EXERCISE OBJECTIVE:
Reproduce exactly the lines from the one that holds "Type out the text in this image." through the last line of the entries, both ends included, but not the pictures.

DATA SUPPLIED:

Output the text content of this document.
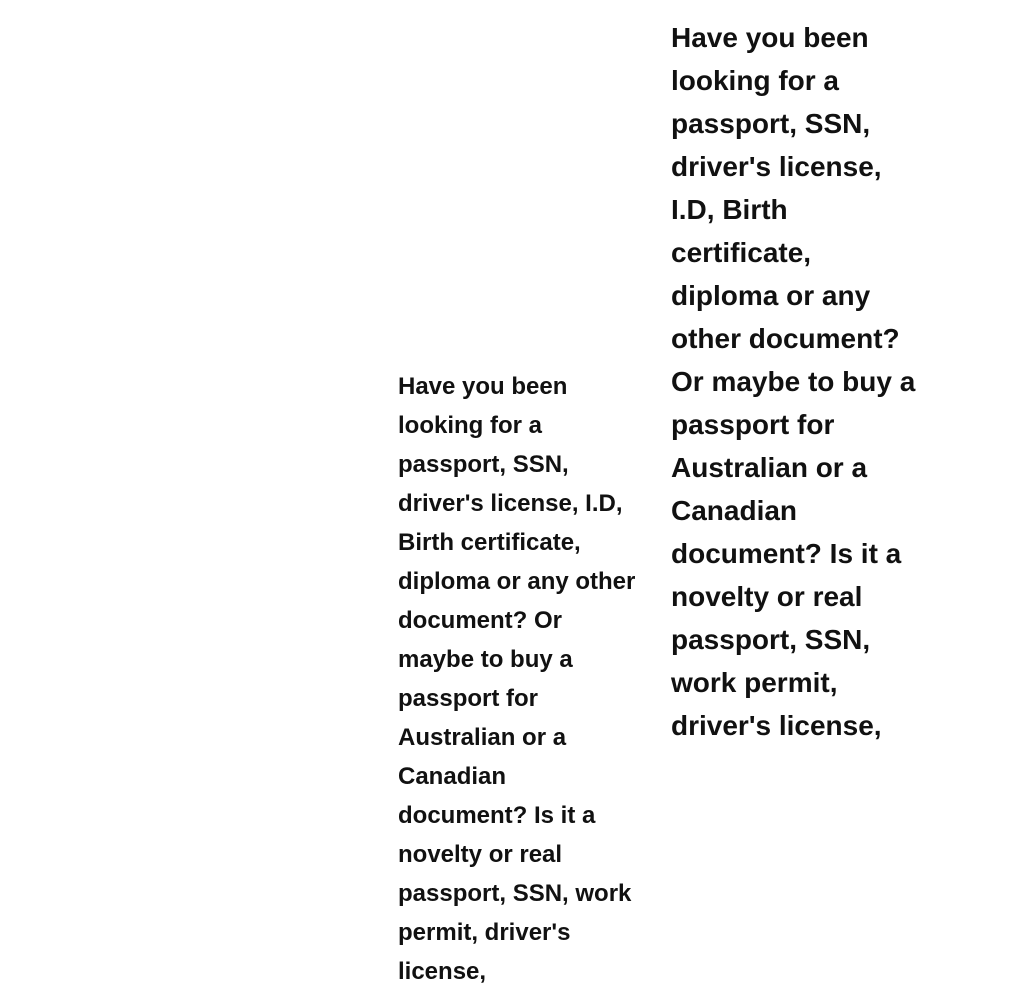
Have you been looking for a passport, SSN, driver's license, I.D, Birth certificate, diploma or any other document? Or maybe to buy a passport for Australian or a Canadian document? Is it a novelty or real passport, SSN, work permit, driver's license,

Have you been looking for a passport, SSN, driver's license, I.D, Birth certificate, diploma or any other document? Or maybe to buy a passport for Australian or a Canadian document? Is it a novelty or real passport, SSN, work permit, driver's license,
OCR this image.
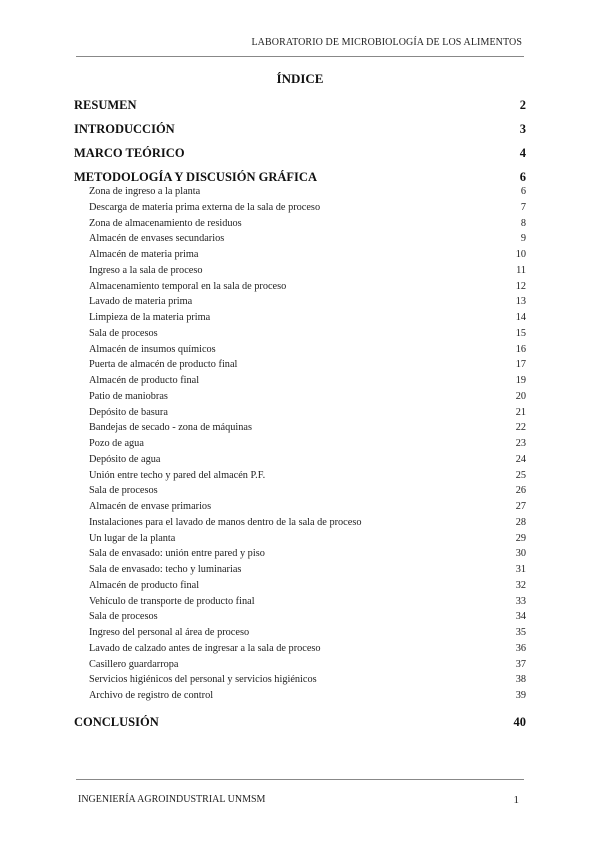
LABORATORIO DE MICROBIOLOGÍA DE LOS ALIMENTOS
ÍNDICE
RESUMEN	2
INTRODUCCIÓN	3
MARCO TEÓRICO	4
METODOLOGÍA Y DISCUSIÓN GRÁFICA	6
Zona de ingreso a la planta	6
Descarga de materia prima externa de la sala de proceso	7
Zona de almacenamiento de residuos	8
Almacén de envases secundarios	9
Almacén de materia prima	10
Ingreso a la sala de proceso	11
Almacenamiento temporal en la sala de proceso	12
Lavado de materia prima	13
Limpieza de la materia prima	14
Sala de procesos	15
Almacén de insumos químicos	16
Puerta de almacén de producto final	17
Almacén de producto final	19
Patio de maniobras	20
Depósito de basura	21
Bandejas de secado - zona de máquinas	22
Pozo de agua	23
Depósito de agua	24
Unión entre techo y pared del almacén P.F.	25
Sala de procesos	26
Almacén de envase primarios	27
Instalaciones para el lavado de manos dentro de la sala de proceso	28
Un lugar de la planta	29
Sala de envasado: unión entre pared y piso	30
Sala de envasado: techo y luminarias	31
Almacén de producto final	32
Vehículo de transporte de producto final	33
Sala de procesos	34
Ingreso del personal al área de proceso	35
Lavado de calzado antes de ingresar a la sala de proceso	36
Casillero guardarropa	37
Servicios higiénicos del personal y servicios higiénicos	38
Archivo de registro de control	39
CONCLUSIÓN	40
INGENIERÍA AGROINDUSTRIAL UNMSM	1
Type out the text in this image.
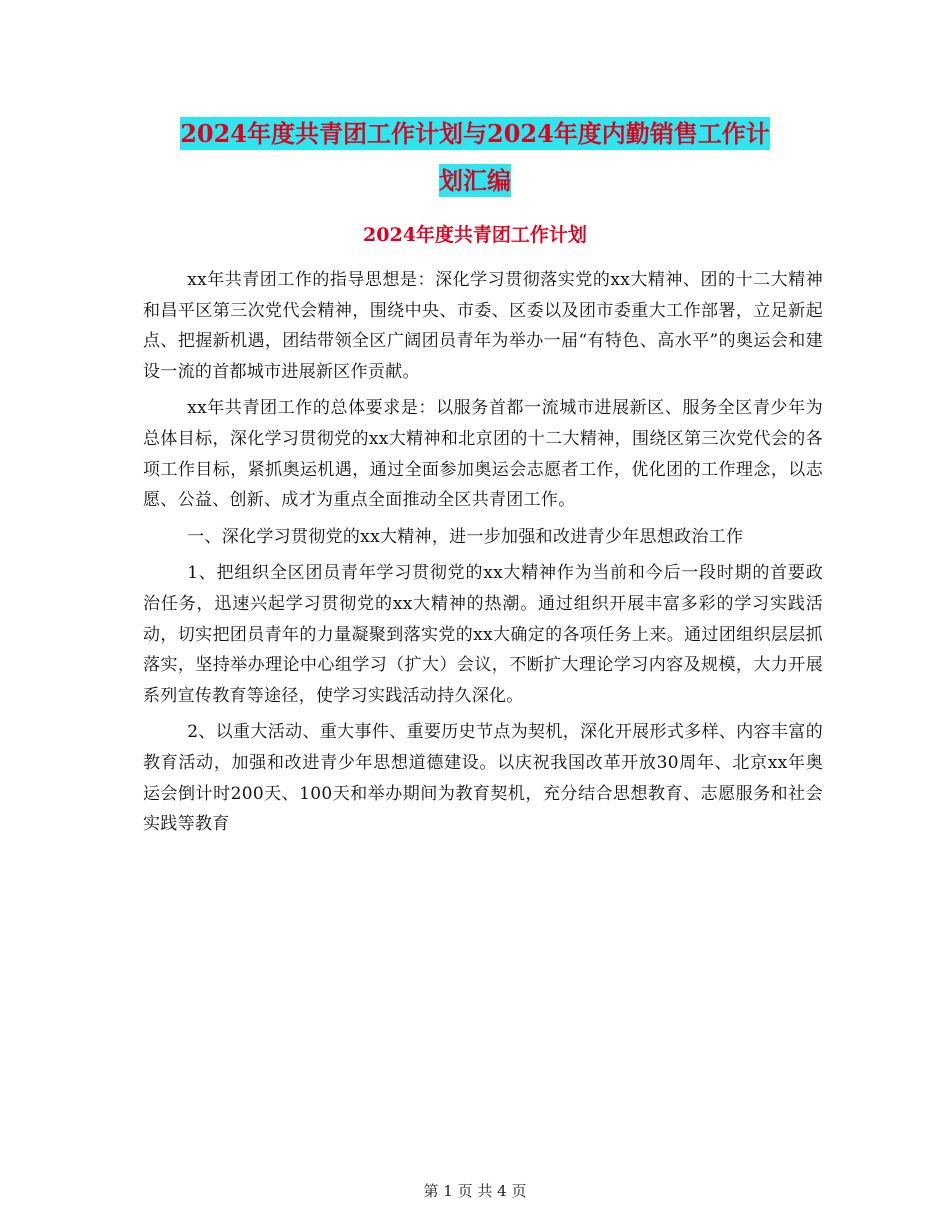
2024年度共青团工作计划与2024年度内勤销售工作计
划汇编
2024年度共青团工作计划

xx年共青团工作的指导思想是：深化学习贯彻落实党的xx大精神、团的十二大精神和昌平区第三次党代会精神，围绕中央、市委、区委以及团市委重大工作部署，立足新起点、把握新机遇，团结带领全区广阔团员青年为举办一届“有特色、高水平”的奥运会和建设一流的首都城市进展新区作贡献。

xx年共青团工作的总体要求是：以服务首都一流城市进展新区、服务全区青少年为总体目标，深化学习贯彻党的xx大精神和北京团的十二大精神，围绕区第三次党代会的各项工作目标，紧抓奥运机遇，通过全面参加奥运会志愿者工作，优化团的工作理念，以志愿、公益、创新、成才为重点全面推动全区共青团工作。

一、深化学习贯彻党的xx大精神，进一步加强和改进青少年思想政治工作

1、把组织全区团员青年学习贯彻党的xx大精神作为当前和今后一段时期的首要政治任务，迅速兴起学习贯彻党的xx大精神的热潮。通过组织开展丰富多彩的学习实践活动，切实把团员青年的力量凝聚到落实党的xx大确定的各项任务上来。通过团组织层层抓落实，坚持举办理论中心组学习（扩大）会议，不断扩大理论学习内容及规模，大力开展系列宣传教育等途径，使学习实践活动持久深化。

2、以重大活动、重大事件、重要历史节点为契机，深化开展形式多样、内容丰富的教育活动，加强和改进青少年思想道德建设。以庆祝我国改革开放30周年、北京xx年奥运会倒计时200天、100天和举办期间为教育契机，充分结合思想教育、志愿服务和社会实践等教育

第 1 页 共 4 页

RESULT OF THE EXERCISE:
Type out the text in this image.
2024年度共青团工作计划与2024年度内勤销售工作计
划汇编
2024年度共青团工作计划

xx年共青团工作的指导思想是：深化学习贯彻落实党的xx大精神、团的十二大精神和昌平区第三次党代会精神，围绕中央、市委、区委以及团市委重大工作部署，立足新起点、把握新机遇，团结带领全区广阔团员青年为举办一届“有特色、高水平”的奥运会和建设一流的首都城市进展新区作贡献。

xx年共青团工作的总体要求是：以服务首都一流城市进展新区、服务全区青少年为总体目标，深化学习贯彻党的xx大精神和北京团的十二大精神，围绕区第三次党代会的各项工作目标，紧抓奥运机遇，通过全面参加奥运会志愿者工作，优化团的工作理念，以志愿、公益、创新、成才为重点全面推动全区共青团工作。

一、深化学习贯彻党的xx大精神，进一步加强和改进青少年思想政治工作

1、把组织全区团员青年学习贯彻党的xx大精神作为当前和今后一段时期的首要政治任务，迅速兴起学习贯彻党的xx大精神的热潮。通过组织开展丰富多彩的学习实践活动，切实把团员青年的力量凝聚到落实党的xx大确定的各项任务上来。通过团组织层层抓落实，坚持举办理论中心组学习（扩大）会议，不断扩大理论学习内容及规模，大力开展系列宣传教育等途径，使学习实践活动持久深化。

2、以重大活动、重大事件、重要历史节点为契机，深化开展形式多样、内容丰富的教育活动，加强和改进青少年思想道德建设。以庆祝我国改革开放30周年、北京xx年奥运会倒计时200天、100天和举办期间为教育契机，充分结合思想教育、志愿服务和社会实践等教育

第 1 页 共 4 页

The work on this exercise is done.